## Work task
Each line below must be printed again exactly.

Page content transcription data:
..........
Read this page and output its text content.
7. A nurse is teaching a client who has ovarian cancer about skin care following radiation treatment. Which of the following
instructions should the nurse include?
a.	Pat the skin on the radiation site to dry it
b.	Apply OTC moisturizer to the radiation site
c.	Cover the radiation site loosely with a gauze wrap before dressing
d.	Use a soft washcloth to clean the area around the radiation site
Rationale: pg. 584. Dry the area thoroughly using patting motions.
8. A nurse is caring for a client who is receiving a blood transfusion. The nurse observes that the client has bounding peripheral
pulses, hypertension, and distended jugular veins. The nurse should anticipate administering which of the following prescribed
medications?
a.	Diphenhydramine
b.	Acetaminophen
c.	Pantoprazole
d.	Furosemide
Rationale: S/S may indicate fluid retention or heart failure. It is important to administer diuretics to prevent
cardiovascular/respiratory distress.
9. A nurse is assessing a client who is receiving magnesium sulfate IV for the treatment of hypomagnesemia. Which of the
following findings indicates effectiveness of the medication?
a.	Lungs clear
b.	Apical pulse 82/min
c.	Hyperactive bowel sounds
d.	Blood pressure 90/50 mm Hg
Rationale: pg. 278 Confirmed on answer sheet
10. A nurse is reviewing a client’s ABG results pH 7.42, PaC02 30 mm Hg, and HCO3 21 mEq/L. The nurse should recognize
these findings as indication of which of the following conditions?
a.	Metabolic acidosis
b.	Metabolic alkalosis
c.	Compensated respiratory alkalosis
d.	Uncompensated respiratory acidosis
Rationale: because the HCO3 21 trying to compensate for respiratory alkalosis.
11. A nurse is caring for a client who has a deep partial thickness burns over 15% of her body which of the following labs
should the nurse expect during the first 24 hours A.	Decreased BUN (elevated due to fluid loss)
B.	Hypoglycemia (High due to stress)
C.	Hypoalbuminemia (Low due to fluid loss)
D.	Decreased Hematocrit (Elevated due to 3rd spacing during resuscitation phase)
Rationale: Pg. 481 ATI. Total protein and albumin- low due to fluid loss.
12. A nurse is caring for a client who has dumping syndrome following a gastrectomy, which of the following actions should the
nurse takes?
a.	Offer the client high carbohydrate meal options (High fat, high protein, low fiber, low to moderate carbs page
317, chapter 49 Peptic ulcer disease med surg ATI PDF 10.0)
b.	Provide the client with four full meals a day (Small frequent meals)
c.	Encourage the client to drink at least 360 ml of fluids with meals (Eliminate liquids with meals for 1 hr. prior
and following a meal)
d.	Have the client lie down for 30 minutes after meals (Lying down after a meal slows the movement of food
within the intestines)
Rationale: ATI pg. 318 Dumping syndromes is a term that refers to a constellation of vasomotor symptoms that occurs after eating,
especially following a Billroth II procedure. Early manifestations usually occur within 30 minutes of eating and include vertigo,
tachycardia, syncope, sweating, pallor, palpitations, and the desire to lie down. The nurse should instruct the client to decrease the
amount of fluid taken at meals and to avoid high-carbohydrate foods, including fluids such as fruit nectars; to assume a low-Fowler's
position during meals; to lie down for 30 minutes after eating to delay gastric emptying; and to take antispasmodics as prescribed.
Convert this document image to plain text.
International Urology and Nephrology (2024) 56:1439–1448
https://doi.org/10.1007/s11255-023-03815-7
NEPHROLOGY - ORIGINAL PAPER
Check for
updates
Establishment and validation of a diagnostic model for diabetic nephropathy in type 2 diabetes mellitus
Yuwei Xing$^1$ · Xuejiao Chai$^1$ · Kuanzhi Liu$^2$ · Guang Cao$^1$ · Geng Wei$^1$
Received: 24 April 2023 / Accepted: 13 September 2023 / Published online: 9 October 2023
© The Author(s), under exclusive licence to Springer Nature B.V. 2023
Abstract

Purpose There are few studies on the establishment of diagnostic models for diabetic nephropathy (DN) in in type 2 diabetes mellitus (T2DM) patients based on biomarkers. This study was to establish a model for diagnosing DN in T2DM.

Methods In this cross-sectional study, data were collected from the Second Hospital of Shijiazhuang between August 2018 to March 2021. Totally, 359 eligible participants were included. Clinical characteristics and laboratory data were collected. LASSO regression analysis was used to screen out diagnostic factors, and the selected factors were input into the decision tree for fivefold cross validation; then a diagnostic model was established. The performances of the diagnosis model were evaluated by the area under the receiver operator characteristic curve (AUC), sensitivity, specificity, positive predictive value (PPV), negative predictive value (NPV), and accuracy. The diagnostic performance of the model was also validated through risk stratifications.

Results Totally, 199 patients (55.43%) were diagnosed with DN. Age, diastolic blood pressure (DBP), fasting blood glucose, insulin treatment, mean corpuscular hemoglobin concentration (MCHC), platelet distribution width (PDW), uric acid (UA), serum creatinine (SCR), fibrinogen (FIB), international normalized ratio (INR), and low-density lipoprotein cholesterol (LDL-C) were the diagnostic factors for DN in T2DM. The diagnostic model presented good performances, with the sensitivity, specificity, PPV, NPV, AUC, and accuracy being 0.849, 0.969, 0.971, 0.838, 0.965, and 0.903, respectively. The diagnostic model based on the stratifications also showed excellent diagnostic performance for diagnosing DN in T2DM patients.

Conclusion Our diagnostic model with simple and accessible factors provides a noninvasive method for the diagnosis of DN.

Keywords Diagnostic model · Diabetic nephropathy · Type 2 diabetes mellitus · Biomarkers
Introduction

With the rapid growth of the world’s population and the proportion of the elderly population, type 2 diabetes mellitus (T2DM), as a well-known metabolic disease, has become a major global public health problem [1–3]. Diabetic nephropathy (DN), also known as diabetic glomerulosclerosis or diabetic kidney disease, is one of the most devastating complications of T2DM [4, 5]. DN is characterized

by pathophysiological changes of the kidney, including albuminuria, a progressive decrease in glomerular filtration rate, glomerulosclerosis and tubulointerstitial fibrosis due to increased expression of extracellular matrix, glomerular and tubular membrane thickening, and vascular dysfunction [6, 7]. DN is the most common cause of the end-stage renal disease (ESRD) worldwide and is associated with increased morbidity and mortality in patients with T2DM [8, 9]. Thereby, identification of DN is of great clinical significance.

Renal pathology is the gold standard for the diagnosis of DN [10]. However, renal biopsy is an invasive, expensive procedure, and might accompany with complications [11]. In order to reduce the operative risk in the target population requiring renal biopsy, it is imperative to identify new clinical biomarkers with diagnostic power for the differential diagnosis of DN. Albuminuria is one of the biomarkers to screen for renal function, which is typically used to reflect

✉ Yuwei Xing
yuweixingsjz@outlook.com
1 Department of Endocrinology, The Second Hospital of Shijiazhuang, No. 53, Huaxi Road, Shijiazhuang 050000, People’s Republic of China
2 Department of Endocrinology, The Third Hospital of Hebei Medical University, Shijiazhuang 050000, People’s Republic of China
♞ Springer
..........
## Solution to this task
Read this page and output its text content.
7. A nurse is teaching a client who has ovarian cancer about skin care following radiation treatment. Which of the following
instructions should the nurse include?
a.	Pat the skin on the radiation site to dry it
b.	Apply OTC moisturizer to the radiation site
c.	Cover the radiation site loosely with a gauze wrap before dressing
d.	Use a soft washcloth to clean the area around the radiation site
Rationale: pg. 584. Dry the area thoroughly using patting motions.
8. A nurse is caring for a client who is receiving a blood transfusion. The nurse observes that the client has bounding peripheral
pulses, hypertension, and distended jugular veins. The nurse should anticipate administering which of the following prescribed
medications?
a.	Diphenhydramine
b.	Acetaminophen
c.	Pantoprazole
d.	Furosemide
Rationale: S/S may indicate fluid retention or heart failure. It is important to administer diuretics to prevent
cardiovascular/respiratory distress.
9. A nurse is assessing a client who is receiving magnesium sulfate IV for the treatment of hypomagnesemia. Which of the
following findings indicates effectiveness of the medication?
a.	Lungs clear
b.	Apical pulse 82/min
c.	Hyperactive bowel sounds
d.	Blood pressure 90/50 mm Hg
Rationale: pg. 278 Confirmed on answer sheet
10. A nurse is reviewing a client’s ABG results pH 7.42, PaC02 30 mm Hg, and HCO3 21 mEq/L. The nurse should recognize
these findings as indication of which of the following conditions?
a.	Metabolic acidosis
b.	Metabolic alkalosis
c.	Compensated respiratory alkalosis
d.	Uncompensated respiratory acidosis
Rationale: because the HCO3 21 trying to compensate for respiratory alkalosis.
11. A nurse is caring for a client who has a deep partial thickness burns over 15% of her body which of the following labs
should the nurse expect during the first 24 hours A.	Decreased BUN (elevated due to fluid loss)
B.	Hypoglycemia (High due to stress)
C.	Hypoalbuminemia (Low due to fluid loss)
D.	Decreased Hematocrit (Elevated due to 3rd spacing during resuscitation phase)
Rationale: Pg. 481 ATI. Total protein and albumin- low due to fluid loss.
12. A nurse is caring for a client who has dumping syndrome following a gastrectomy, which of the following actions should the
nurse takes?
a.	Offer the client high carbohydrate meal options (High fat, high protein, low fiber, low to moderate carbs page
317, chapter 49 Peptic ulcer disease med surg ATI PDF 10.0)
b.	Provide the client with four full meals a day (Small frequent meals)
c.	Encourage the client to drink at least 360 ml of fluids with meals (Eliminate liquids with meals for 1 hr. prior
and following a meal)
d.	Have the client lie down for 30 minutes after meals (Lying down after a meal slows the movement of food
within the intestines)
Rationale: ATI pg. 318 Dumping syndromes is a term that refers to a constellation of vasomotor symptoms that occurs after eating,
especially following a Billroth II procedure. Early manifestations usually occur within 30 minutes of eating and include vertigo,
tachycardia, syncope, sweating, pallor, palpitations, and the desire to lie down. The nurse should instruct the client to decrease the
amount of fluid taken at meals and to avoid high-carbohydrate foods, including fluids such as fruit nectars; to assume a low-Fowler's
position during meals; to lie down for 30 minutes after eating to delay gastric emptying; and to take antispasmodics as prescribed.
Convert this document image to plain text.
International Urology and Nephrology (2024) 56:1439–1448
https://doi.org/10.1007/s11255-023-03815-7
NEPHROLOGY - ORIGINAL PAPER
Check for
updates
Establishment and validation of a diagnostic model for diabetic nephropathy in type 2 diabetes mellitus
Yuwei Xing$^1$ · Xuejiao Chai$^1$ · Kuanzhi Liu$^2$ · Guang Cao$^1$ · Geng Wei$^1$
Received: 24 April 2023 / Accepted: 13 September 2023 / Published online: 9 October 2023
© The Author(s), under exclusive licence to Springer Nature B.V. 2023
Abstract

Purpose There are few studies on the establishment of diagnostic models for diabetic nephropathy (DN) in in type 2 diabetes mellitus (T2DM) patients based on biomarkers. This study was to establish a model for diagnosing DN in T2DM.

Methods In this cross-sectional study, data were collected from the Second Hospital of Shijiazhuang between August 2018 to March 2021. Totally, 359 eligible participants were included. Clinical characteristics and laboratory data were collected. LASSO regression analysis was used to screen out diagnostic factors, and the selected factors were input into the decision tree for fivefold cross validation; then a diagnostic model was established. The performances of the diagnosis model were evaluated by the area under the receiver operator characteristic curve (AUC), sensitivity, specificity, positive predictive value (PPV), negative predictive value (NPV), and accuracy. The diagnostic performance of the model was also validated through risk stratifications.

Results Totally, 199 patients (55.43%) were diagnosed with DN. Age, diastolic blood pressure (DBP), fasting blood glucose, insulin treatment, mean corpuscular hemoglobin concentration (MCHC), platelet distribution width (PDW), uric acid (UA), serum creatinine (SCR), fibrinogen (FIB), international normalized ratio (INR), and low-density lipoprotein cholesterol (LDL-C) were the diagnostic factors for DN in T2DM. The diagnostic model presented good performances, with the sensitivity, specificity, PPV, NPV, AUC, and accuracy being 0.849, 0.969, 0.971, 0.838, 0.965, and 0.903, respectively. The diagnostic model based on the stratifications also showed excellent diagnostic performance for diagnosing DN in T2DM patients.

Conclusion Our diagnostic model with simple and accessible factors provides a noninvasive method for the diagnosis of DN.

Keywords Diagnostic model · Diabetic nephropathy · Type 2 diabetes mellitus · Biomarkers
Introduction

With the rapid growth of the world’s population and the proportion of the elderly population, type 2 diabetes mellitus (T2DM), as a well-known metabolic disease, has become a major global public health problem [1–3]. Diabetic nephropathy (DN), also known as diabetic glomerulosclerosis or diabetic kidney disease, is one of the most devastating complications of T2DM [4, 5]. DN is characterized

by pathophysiological changes of the kidney, including albuminuria, a progressive decrease in glomerular filtration rate, glomerulosclerosis and tubulointerstitial fibrosis due to increased expression of extracellular matrix, glomerular and tubular membrane thickening, and vascular dysfunction [6, 7]. DN is the most common cause of the end-stage renal disease (ESRD) worldwide and is associated with increased morbidity and mortality in patients with T2DM [8, 9]. Thereby, identification of DN is of great clinical significance.

Renal pathology is the gold standard for the diagnosis of DN [10]. However, renal biopsy is an invasive, expensive procedure, and might accompany with complications [11]. In order to reduce the operative risk in the target population requiring renal biopsy, it is imperative to identify new clinical biomarkers with diagnostic power for the differential diagnosis of DN. Albuminuria is one of the biomarkers to screen for renal function, which is typically used to reflect

✉ Yuwei Xing
yuweixingsjz@outlook.com
1 Department of Endocrinology, The Second Hospital of Shijiazhuang, No. 53, Huaxi Road, Shijiazhuang 050000, People’s Republic of China
2 Department of Endocrinology, The Third Hospital of Hebei Medical University, Shijiazhuang 050000, People’s Republic of China
♞ Springer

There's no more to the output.